The problem: Type out all the records word for word. Any pictures are to be left out.

Records provided:
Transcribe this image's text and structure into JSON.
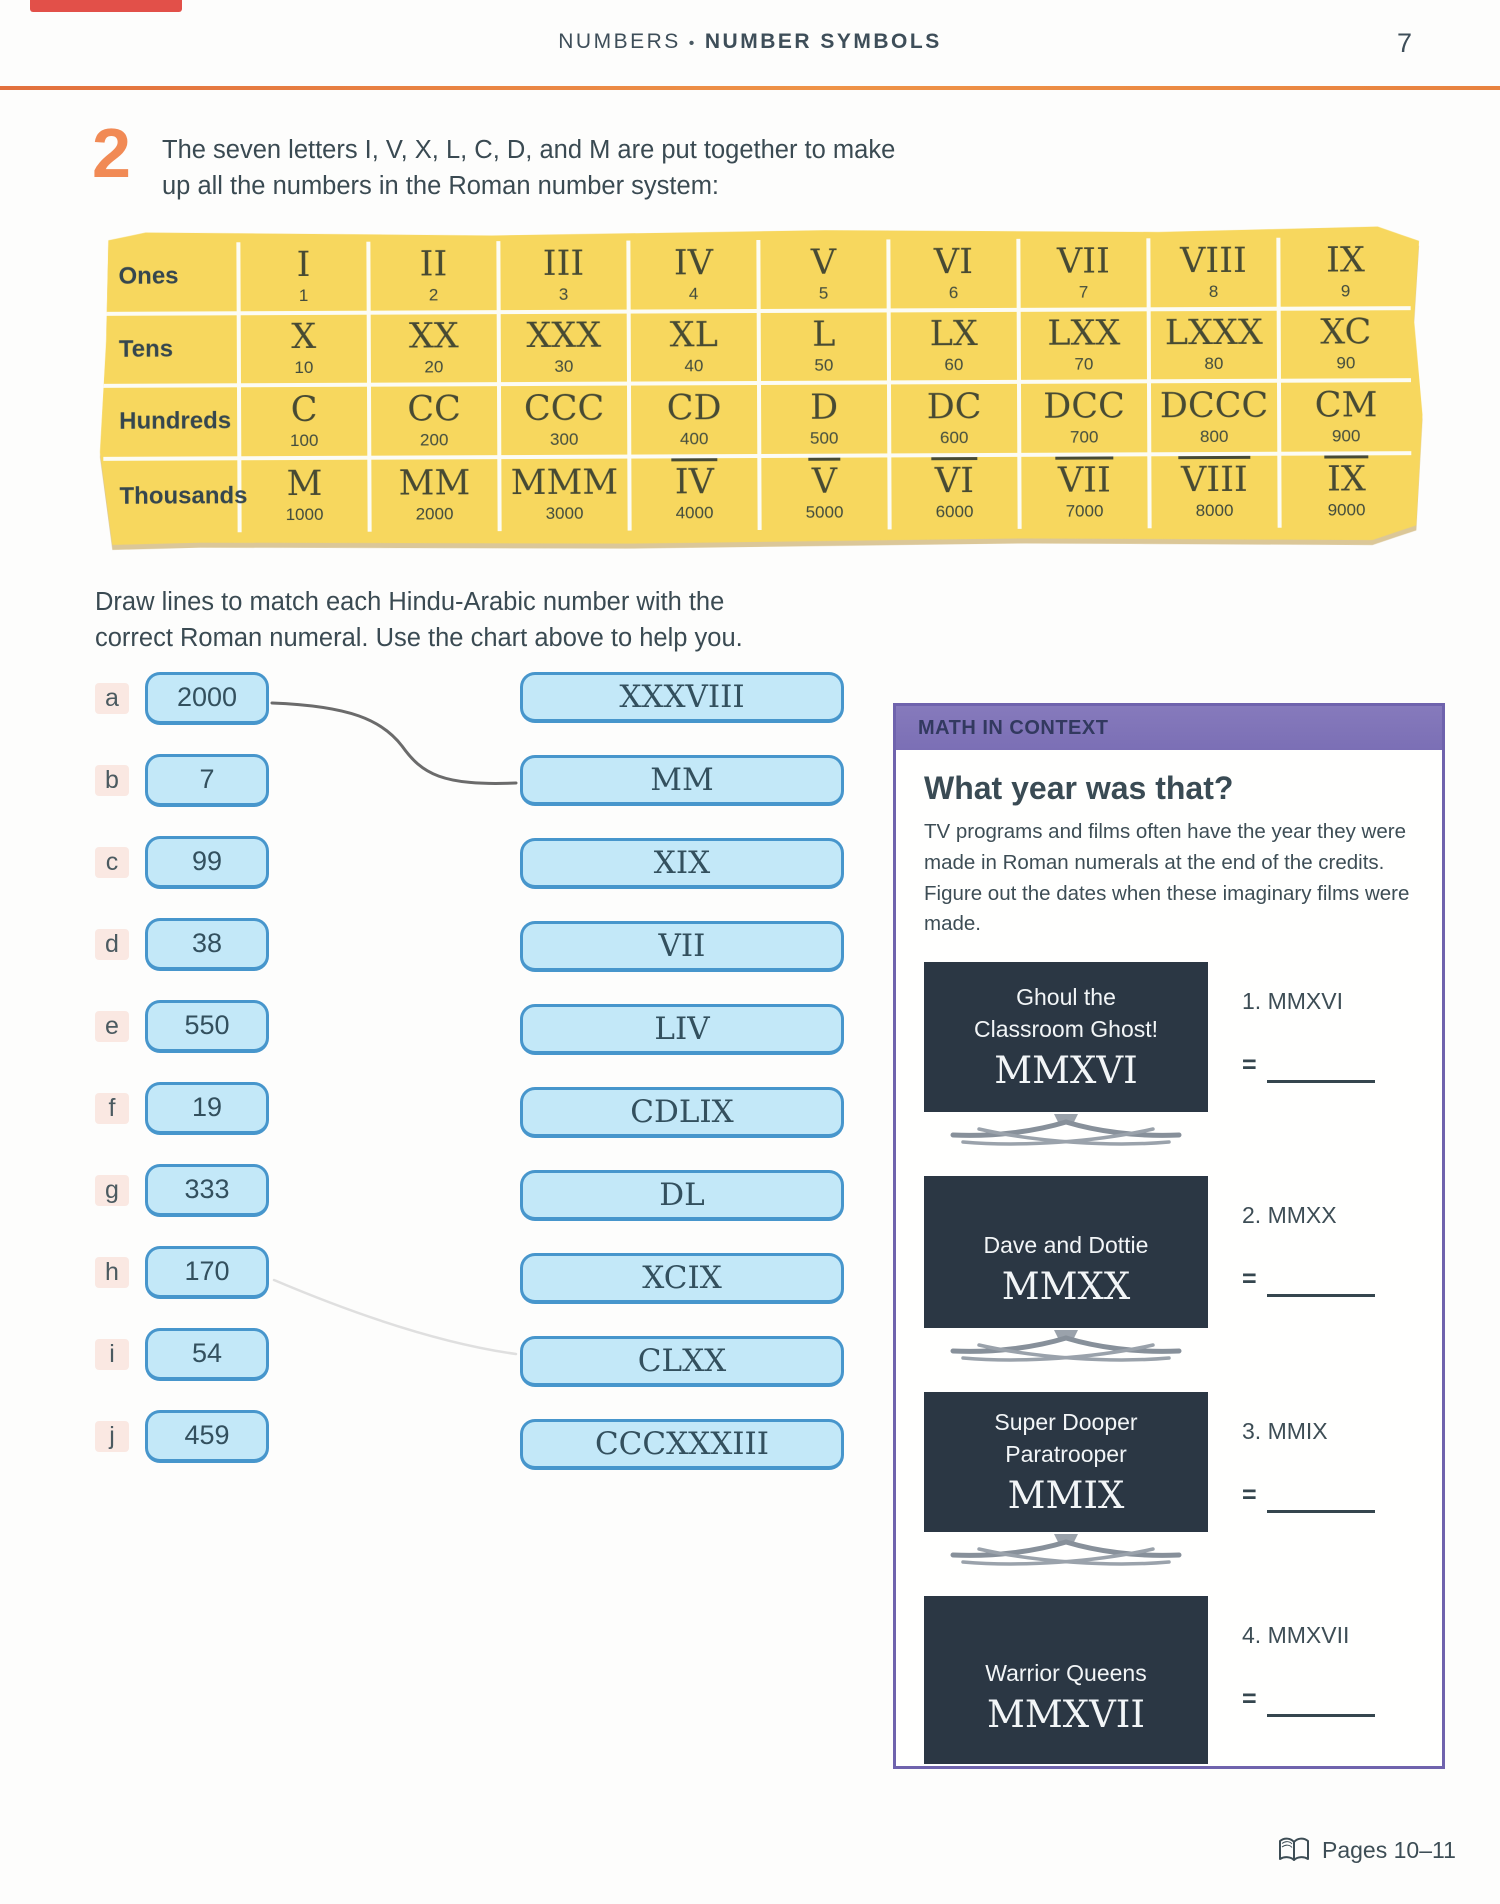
{
  "header": {
    "section": "NUMBERS",
    "separator": "•",
    "title": "NUMBER SYMBOLS",
    "page_number": "7"
  },
  "lesson": {
    "number": "2",
    "intro_lines": [
      "The seven letters I, V, X, L, C, D, and M are put together to make",
      "up all the numbers in the Roman number system:"
    ]
  },
  "numeral_table": {
    "rows": [
      {
        "label": "Ones",
        "cells": [
          {
            "roman": "I",
            "value": "1",
            "overline": false
          },
          {
            "roman": "II",
            "value": "2",
            "overline": false
          },
          {
            "roman": "III",
            "value": "3",
            "overline": false
          },
          {
            "roman": "IV",
            "value": "4",
            "overline": false
          },
          {
            "roman": "V",
            "value": "5",
            "overline": false
          },
          {
            "roman": "VI",
            "value": "6",
            "overline": false
          },
          {
            "roman": "VII",
            "value": "7",
            "overline": false
          },
          {
            "roman": "VIII",
            "value": "8",
            "overline": false
          },
          {
            "roman": "IX",
            "value": "9",
            "overline": false
          }
        ]
      },
      {
        "label": "Tens",
        "cells": [
          {
            "roman": "X",
            "value": "10",
            "overline": false
          },
          {
            "roman": "XX",
            "value": "20",
            "overline": false
          },
          {
            "roman": "XXX",
            "value": "30",
            "overline": false
          },
          {
            "roman": "XL",
            "value": "40",
            "overline": false
          },
          {
            "roman": "L",
            "value": "50",
            "overline": false
          },
          {
            "roman": "LX",
            "value": "60",
            "overline": false
          },
          {
            "roman": "LXX",
            "value": "70",
            "overline": false
          },
          {
            "roman": "LXXX",
            "value": "80",
            "overline": false
          },
          {
            "roman": "XC",
            "value": "90",
            "overline": false
          }
        ]
      },
      {
        "label": "Hundreds",
        "cells": [
          {
            "roman": "C",
            "value": "100",
            "overline": false
          },
          {
            "roman": "CC",
            "value": "200",
            "overline": false
          },
          {
            "roman": "CCC",
            "value": "300",
            "overline": false
          },
          {
            "roman": "CD",
            "value": "400",
            "overline": false
          },
          {
            "roman": "D",
            "value": "500",
            "overline": false
          },
          {
            "roman": "DC",
            "value": "600",
            "overline": false
          },
          {
            "roman": "DCC",
            "value": "700",
            "overline": false
          },
          {
            "roman": "DCCC",
            "value": "800",
            "overline": false
          },
          {
            "roman": "CM",
            "value": "900",
            "overline": false
          }
        ]
      },
      {
        "label": "Thousands",
        "cells": [
          {
            "roman": "M",
            "value": "1000",
            "overline": false
          },
          {
            "roman": "MM",
            "value": "2000",
            "overline": false
          },
          {
            "roman": "MMM",
            "value": "3000",
            "overline": false
          },
          {
            "roman": "IV",
            "value": "4000",
            "overline": true
          },
          {
            "roman": "V",
            "value": "5000",
            "overline": true
          },
          {
            "roman": "VI",
            "value": "6000",
            "overline": true
          },
          {
            "roman": "VII",
            "value": "7000",
            "overline": true
          },
          {
            "roman": "VIII",
            "value": "8000",
            "overline": true
          },
          {
            "roman": "IX",
            "value": "9000",
            "overline": true
          }
        ]
      }
    ]
  },
  "matching": {
    "instruction_lines": [
      "Draw lines to match each Hindu-Arabic number with the",
      "correct Roman numeral. Use the chart above to help you."
    ],
    "numbers": [
      {
        "letter": "a",
        "number": "2000"
      },
      {
        "letter": "b",
        "number": "7"
      },
      {
        "letter": "c",
        "number": "99"
      },
      {
        "letter": "d",
        "number": "38"
      },
      {
        "letter": "e",
        "number": "550"
      },
      {
        "letter": "f",
        "number": "19"
      },
      {
        "letter": "g",
        "number": "333"
      },
      {
        "letter": "h",
        "number": "170"
      },
      {
        "letter": "i",
        "number": "54"
      },
      {
        "letter": "j",
        "number": "459"
      }
    ],
    "romans": [
      "XXXVIII",
      "MM",
      "XIX",
      "VII",
      "LIV",
      "CDLIX",
      "DL",
      "XCIX",
      "CLXX",
      "CCCXXXIII"
    ],
    "drawn_example": {
      "from": "2000",
      "to": "MM"
    }
  },
  "math_in_context": {
    "header": "MATH IN CONTEXT",
    "title": "What year was that?",
    "paragraph": "TV programs and films often have the year they were made in Roman numerals at the end of the credits. Figure out the dates when these imaginary films were made.",
    "tvs": [
      {
        "title_lines": [
          "Ghoul the",
          "Classroom Ghost!"
        ],
        "roman": "MMXVI"
      },
      {
        "title_lines": [
          "Dave and Dottie"
        ],
        "roman": "MMXX"
      },
      {
        "title_lines": [
          "Super Dooper",
          "Paratrooper"
        ],
        "roman": "MMIX"
      },
      {
        "title_lines": [
          "Warrior Queens"
        ],
        "roman": "MMXVII"
      }
    ],
    "answers": [
      {
        "index": "1.",
        "roman": "MMXVI",
        "equals": "="
      },
      {
        "index": "2.",
        "roman": "MMXX",
        "equals": "="
      },
      {
        "index": "3.",
        "roman": "MMIX",
        "equals": "="
      },
      {
        "index": "4.",
        "roman": "MMXVII",
        "equals": "="
      }
    ]
  },
  "footer": {
    "pages_label": "Pages 10–11"
  },
  "colors": {
    "accent_orange": "#ee8a43",
    "chart_yellow": "#f7d75e",
    "pill_fill": "#c3e8f8",
    "pill_border": "#4796cc",
    "context_purple": "#7b6fb5",
    "context_border": "#6f63ad",
    "tv_screen": "#2b3744",
    "text_dark": "#3d4d55",
    "scan_strip_red": "#e25049"
  }
}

Correct answer:
Transcribe this image's text and structure into JSON.
{
  "header": {
    "section": "NUMBERS",
    "separator": "•",
    "title": "NUMBER SYMBOLS",
    "page_number": "7"
  },
  "lesson": {
    "number": "2",
    "intro_lines": [
      "The seven letters I, V, X, L, C, D, and M are put together to make",
      "up all the numbers in the Roman number system:"
    ]
  },
  "numeral_table": {
    "rows": [
      {
        "label": "Ones",
        "cells": [
          {
            "roman": "I",
            "value": "1",
            "overline": false
          },
          {
            "roman": "II",
            "value": "2",
            "overline": false
          },
          {
            "roman": "III",
            "value": "3",
            "overline": false
          },
          {
            "roman": "IV",
            "value": "4",
            "overline": false
          },
          {
            "roman": "V",
            "value": "5",
            "overline": false
          },
          {
            "roman": "VI",
            "value": "6",
            "overline": false
          },
          {
            "roman": "VII",
            "value": "7",
            "overline": false
          },
          {
            "roman": "VIII",
            "value": "8",
            "overline": false
          },
          {
            "roman": "IX",
            "value": "9",
            "overline": false
          }
        ]
      },
      {
        "label": "Tens",
        "cells": [
          {
            "roman": "X",
            "value": "10",
            "overline": false
          },
          {
            "roman": "XX",
            "value": "20",
            "overline": false
          },
          {
            "roman": "XXX",
            "value": "30",
            "overline": false
          },
          {
            "roman": "XL",
            "value": "40",
            "overline": false
          },
          {
            "roman": "L",
            "value": "50",
            "overline": false
          },
          {
            "roman": "LX",
            "value": "60",
            "overline": false
          },
          {
            "roman": "LXX",
            "value": "70",
            "overline": false
          },
          {
            "roman": "LXXX",
            "value": "80",
            "overline": false
          },
          {
            "roman": "XC",
            "value": "90",
            "overline": false
          }
        ]
      },
      {
        "label": "Hundreds",
        "cells": [
          {
            "roman": "C",
            "value": "100",
            "overline": false
          },
          {
            "roman": "CC",
            "value": "200",
            "overline": false
          },
          {
            "roman": "CCC",
            "value": "300",
            "overline": false
          },
          {
            "roman": "CD",
            "value": "400",
            "overline": false
          },
          {
            "roman": "D",
            "value": "500",
            "overline": false
          },
          {
            "roman": "DC",
            "value": "600",
            "overline": false
          },
          {
            "roman": "DCC",
            "value": "700",
            "overline": false
          },
          {
            "roman": "DCCC",
            "value": "800",
            "overline": false
          },
          {
            "roman": "CM",
            "value": "900",
            "overline": false
          }
        ]
      },
      {
        "label": "Thousands",
        "cells": [
          {
            "roman": "M",
            "value": "1000",
            "overline": false
          },
          {
            "roman": "MM",
            "value": "2000",
            "overline": false
          },
          {
            "roman": "MMM",
            "value": "3000",
            "overline": false
          },
          {
            "roman": "IV",
            "value": "4000",
            "overline": true
          },
          {
            "roman": "V",
            "value": "5000",
            "overline": true
          },
          {
            "roman": "VI",
            "value": "6000",
            "overline": true
          },
          {
            "roman": "VII",
            "value": "7000",
            "overline": true
          },
          {
            "roman": "VIII",
            "value": "8000",
            "overline": true
          },
          {
            "roman": "IX",
            "value": "9000",
            "overline": true
          }
        ]
      }
    ]
  },
  "matching": {
    "instruction_lines": [
      "Draw lines to match each Hindu-Arabic number with the",
      "correct Roman numeral. Use the chart above to help you."
    ],
    "numbers": [
      {
        "letter": "a",
        "number": "2000"
      },
      {
        "letter": "b",
        "number": "7"
      },
      {
        "letter": "c",
        "number": "99"
      },
      {
        "letter": "d",
        "number": "38"
      },
      {
        "letter": "e",
        "number": "550"
      },
      {
        "letter": "f",
        "number": "19"
      },
      {
        "letter": "g",
        "number": "333"
      },
      {
        "letter": "h",
        "number": "170"
      },
      {
        "letter": "i",
        "number": "54"
      },
      {
        "letter": "j",
        "number": "459"
      }
    ],
    "romans": [
      "XXXVIII",
      "MM",
      "XIX",
      "VII",
      "LIV",
      "CDLIX",
      "DL",
      "XCIX",
      "CLXX",
      "CCCXXXIII"
    ],
    "drawn_example": {
      "from": "2000",
      "to": "MM"
    }
  },
  "math_in_context": {
    "header": "MATH IN CONTEXT",
    "title": "What year was that?",
    "paragraph": "TV programs and films often have the year they were made in Roman numerals at the end of the credits. Figure out the dates when these imaginary films were made.",
    "tvs": [
      {
        "title_lines": [
          "Ghoul the",
          "Classroom Ghost!"
        ],
        "roman": "MMXVI"
      },
      {
        "title_lines": [
          "Dave and Dottie"
        ],
        "roman": "MMXX"
      },
      {
        "title_lines": [
          "Super Dooper",
          "Paratrooper"
        ],
        "roman": "MMIX"
      },
      {
        "title_lines": [
          "Warrior Queens"
        ],
        "roman": "MMXVII"
      }
    ],
    "answers": [
      {
        "index": "1.",
        "roman": "MMXVI",
        "equals": "="
      },
      {
        "index": "2.",
        "roman": "MMXX",
        "equals": "="
      },
      {
        "index": "3.",
        "roman": "MMIX",
        "equals": "="
      },
      {
        "index": "4.",
        "roman": "MMXVII",
        "equals": "="
      }
    ]
  },
  "footer": {
    "pages_label": "Pages 10–11"
  },
  "colors": {
    "accent_orange": "#ee8a43",
    "chart_yellow": "#f7d75e",
    "pill_fill": "#c3e8f8",
    "pill_border": "#4796cc",
    "context_purple": "#7b6fb5",
    "context_border": "#6f63ad",
    "tv_screen": "#2b3744",
    "text_dark": "#3d4d55",
    "scan_strip_red": "#e25049"
  }
}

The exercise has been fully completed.